▶ Exercise inputs:

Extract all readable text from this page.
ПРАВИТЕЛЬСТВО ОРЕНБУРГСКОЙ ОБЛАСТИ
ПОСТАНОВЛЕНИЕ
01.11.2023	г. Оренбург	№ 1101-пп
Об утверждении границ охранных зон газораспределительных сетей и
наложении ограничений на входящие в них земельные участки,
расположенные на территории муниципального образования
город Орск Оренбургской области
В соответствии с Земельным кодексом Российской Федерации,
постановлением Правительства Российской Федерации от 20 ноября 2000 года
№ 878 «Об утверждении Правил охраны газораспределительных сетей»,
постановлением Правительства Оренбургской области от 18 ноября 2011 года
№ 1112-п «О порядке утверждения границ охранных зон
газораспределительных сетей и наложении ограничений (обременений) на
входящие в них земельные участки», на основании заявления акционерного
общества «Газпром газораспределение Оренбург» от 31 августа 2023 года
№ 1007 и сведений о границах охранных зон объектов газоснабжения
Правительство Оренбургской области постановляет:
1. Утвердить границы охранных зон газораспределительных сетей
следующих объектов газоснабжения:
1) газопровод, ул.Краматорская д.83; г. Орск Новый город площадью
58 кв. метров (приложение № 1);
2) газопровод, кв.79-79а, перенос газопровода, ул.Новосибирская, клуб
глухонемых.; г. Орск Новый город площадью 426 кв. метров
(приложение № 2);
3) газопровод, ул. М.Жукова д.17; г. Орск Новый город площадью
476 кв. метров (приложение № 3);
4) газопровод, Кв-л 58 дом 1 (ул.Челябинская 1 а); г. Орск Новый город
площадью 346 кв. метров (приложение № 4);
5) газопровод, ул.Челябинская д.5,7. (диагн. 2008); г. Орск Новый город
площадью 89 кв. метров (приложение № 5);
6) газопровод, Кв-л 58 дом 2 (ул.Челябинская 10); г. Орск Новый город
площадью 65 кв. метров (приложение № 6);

▶ Short task: In the entries above, find each line with the word "газопровод" and show it.

▶ Result for this task:
1) газопровод, ул.Краматорская д.83; г. Орск Новый город площадью
2) газопровод, кв.79-79а, перенос газопровода, ул.Новосибирская, клуб
3) газопровод, ул. М.Жукова д.17; г. Орск Новый город площадью
4) газопровод, Кв-л 58 дом 1 (ул.Челябинская 1 а); г. Орск Новый город
5) газопровод, ул.Челябинская д.5,7. (диагн. 2008); г. Орск Новый город
6) газопровод, Кв-л 58 дом 2 (ул.Челябинская 10); г. Орск Новый город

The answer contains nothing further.